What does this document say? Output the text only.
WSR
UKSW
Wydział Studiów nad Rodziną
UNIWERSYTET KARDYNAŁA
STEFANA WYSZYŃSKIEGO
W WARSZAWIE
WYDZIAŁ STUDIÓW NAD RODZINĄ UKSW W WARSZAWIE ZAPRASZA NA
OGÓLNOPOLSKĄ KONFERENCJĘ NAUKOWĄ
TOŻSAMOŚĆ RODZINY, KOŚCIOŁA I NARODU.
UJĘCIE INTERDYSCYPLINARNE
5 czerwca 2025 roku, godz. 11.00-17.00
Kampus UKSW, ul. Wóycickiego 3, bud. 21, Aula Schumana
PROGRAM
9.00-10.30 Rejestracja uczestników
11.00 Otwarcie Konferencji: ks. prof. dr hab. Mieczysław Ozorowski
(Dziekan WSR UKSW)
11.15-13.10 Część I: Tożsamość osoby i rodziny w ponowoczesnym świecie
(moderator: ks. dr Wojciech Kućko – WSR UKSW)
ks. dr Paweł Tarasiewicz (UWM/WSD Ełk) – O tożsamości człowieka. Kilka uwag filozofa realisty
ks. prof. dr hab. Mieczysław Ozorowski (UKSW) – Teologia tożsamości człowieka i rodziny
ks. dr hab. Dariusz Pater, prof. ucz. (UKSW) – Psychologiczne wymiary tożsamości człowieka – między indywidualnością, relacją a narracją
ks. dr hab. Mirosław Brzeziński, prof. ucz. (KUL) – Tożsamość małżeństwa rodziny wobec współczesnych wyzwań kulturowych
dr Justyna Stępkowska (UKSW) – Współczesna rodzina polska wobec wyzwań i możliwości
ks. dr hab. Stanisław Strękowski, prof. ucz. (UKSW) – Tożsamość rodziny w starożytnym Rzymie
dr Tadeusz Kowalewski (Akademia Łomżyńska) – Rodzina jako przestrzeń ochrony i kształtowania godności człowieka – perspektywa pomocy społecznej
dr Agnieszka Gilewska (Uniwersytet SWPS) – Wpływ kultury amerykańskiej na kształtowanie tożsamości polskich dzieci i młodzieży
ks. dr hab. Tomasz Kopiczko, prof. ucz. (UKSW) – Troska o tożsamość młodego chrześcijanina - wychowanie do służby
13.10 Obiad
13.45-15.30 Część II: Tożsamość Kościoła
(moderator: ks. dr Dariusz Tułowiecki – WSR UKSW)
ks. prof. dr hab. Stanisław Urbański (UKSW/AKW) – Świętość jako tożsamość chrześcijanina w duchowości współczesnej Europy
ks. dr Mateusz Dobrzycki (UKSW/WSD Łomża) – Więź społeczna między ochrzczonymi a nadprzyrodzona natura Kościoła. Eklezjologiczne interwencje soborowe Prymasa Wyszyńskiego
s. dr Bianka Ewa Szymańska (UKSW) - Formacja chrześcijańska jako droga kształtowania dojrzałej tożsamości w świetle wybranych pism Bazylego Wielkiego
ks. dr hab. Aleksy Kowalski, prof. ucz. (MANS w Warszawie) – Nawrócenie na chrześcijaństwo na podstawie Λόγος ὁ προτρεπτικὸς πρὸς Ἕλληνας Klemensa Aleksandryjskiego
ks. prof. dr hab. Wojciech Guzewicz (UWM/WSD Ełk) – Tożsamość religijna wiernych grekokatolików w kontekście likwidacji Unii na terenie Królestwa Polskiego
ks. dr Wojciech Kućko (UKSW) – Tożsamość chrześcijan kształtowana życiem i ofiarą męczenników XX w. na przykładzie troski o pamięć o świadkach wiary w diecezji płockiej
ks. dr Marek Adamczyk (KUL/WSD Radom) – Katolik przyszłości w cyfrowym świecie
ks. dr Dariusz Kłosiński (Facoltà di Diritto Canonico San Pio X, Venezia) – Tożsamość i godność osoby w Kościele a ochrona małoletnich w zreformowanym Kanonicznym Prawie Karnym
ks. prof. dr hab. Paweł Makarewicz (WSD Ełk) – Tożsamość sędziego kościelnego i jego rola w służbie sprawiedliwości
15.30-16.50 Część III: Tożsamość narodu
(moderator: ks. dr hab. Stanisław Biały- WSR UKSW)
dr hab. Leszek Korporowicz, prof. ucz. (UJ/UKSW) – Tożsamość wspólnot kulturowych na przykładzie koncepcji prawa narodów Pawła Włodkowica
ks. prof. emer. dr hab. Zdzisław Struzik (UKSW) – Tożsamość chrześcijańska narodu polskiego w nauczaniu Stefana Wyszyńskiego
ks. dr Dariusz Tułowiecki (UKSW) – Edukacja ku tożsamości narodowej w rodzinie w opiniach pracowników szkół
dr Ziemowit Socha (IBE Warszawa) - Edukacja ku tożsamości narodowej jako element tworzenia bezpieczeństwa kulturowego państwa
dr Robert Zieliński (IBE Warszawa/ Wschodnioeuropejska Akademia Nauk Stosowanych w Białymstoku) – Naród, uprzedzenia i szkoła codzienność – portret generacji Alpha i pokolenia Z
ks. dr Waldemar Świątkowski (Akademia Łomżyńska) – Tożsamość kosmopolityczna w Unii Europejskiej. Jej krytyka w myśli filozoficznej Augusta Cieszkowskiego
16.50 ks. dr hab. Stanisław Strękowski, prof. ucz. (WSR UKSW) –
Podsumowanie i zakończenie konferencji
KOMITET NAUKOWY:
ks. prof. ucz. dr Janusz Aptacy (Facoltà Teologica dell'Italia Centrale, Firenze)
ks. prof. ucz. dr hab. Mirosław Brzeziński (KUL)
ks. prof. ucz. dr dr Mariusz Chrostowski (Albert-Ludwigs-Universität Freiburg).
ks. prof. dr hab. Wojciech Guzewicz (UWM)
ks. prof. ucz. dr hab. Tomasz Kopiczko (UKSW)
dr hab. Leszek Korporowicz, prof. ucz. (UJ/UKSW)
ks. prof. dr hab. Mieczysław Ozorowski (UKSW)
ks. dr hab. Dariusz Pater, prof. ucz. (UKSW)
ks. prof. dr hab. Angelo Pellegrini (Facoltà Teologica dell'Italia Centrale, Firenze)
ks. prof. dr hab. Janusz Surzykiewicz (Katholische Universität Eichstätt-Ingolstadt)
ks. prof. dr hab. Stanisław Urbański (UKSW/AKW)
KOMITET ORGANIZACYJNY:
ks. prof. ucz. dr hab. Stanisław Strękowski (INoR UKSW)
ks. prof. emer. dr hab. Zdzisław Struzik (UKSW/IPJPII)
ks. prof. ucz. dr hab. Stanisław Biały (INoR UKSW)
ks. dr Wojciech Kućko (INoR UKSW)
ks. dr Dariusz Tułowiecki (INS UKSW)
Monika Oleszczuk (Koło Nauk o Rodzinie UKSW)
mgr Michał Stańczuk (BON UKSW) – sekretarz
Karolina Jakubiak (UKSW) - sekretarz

[Problem] Scan the material above. Copy each line where "wyzwań" occurs.

[Exercise response]
ks. dr hab. Mirosław Brzeziński, prof. ucz. (KUL) – Tożsamość małżeństwa rodziny wobec współczesnych wyzwań kulturowych
dr Justyna Stępkowska (UKSW) – Współczesna rodzina polska wobec wyzwań i możliwości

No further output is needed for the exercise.